### Short problem
Copy every record below, exactly as written.

[Data listing]

BEGIN

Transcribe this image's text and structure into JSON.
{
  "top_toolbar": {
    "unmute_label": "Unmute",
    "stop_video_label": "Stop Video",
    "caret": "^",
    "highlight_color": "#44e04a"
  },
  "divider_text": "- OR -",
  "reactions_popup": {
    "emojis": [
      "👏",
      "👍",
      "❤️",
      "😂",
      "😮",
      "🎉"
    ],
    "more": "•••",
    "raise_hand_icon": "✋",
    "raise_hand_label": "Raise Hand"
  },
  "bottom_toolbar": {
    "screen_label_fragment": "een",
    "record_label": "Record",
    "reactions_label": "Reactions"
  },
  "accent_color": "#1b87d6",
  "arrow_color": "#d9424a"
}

END

### Correct answer
Transcribe this image's text and structure into JSON.
{
  "top_toolbar": {
    "unmute_label": "Unmute",
    "stop_video_label": "Stop Video",
    "caret": "^",
    "highlight_color": "#44e04a"
  },
  "divider_text": "- OR -",
  "reactions_popup": {
    "emojis": [
      "👏",
      "👍",
      "❤️",
      "😂",
      "😮",
      "🎉"
    ],
    "more": "•••",
    "raise_hand_icon": "✋",
    "raise_hand_label": "Raise Hand"
  },
  "bottom_toolbar": {
    "screen_label_fragment": "een",
    "record_label": "Record",
    "reactions_label": "Reactions"
  },
  "accent_color": "#1b87d6",
  "arrow_color": "#d9424a"
}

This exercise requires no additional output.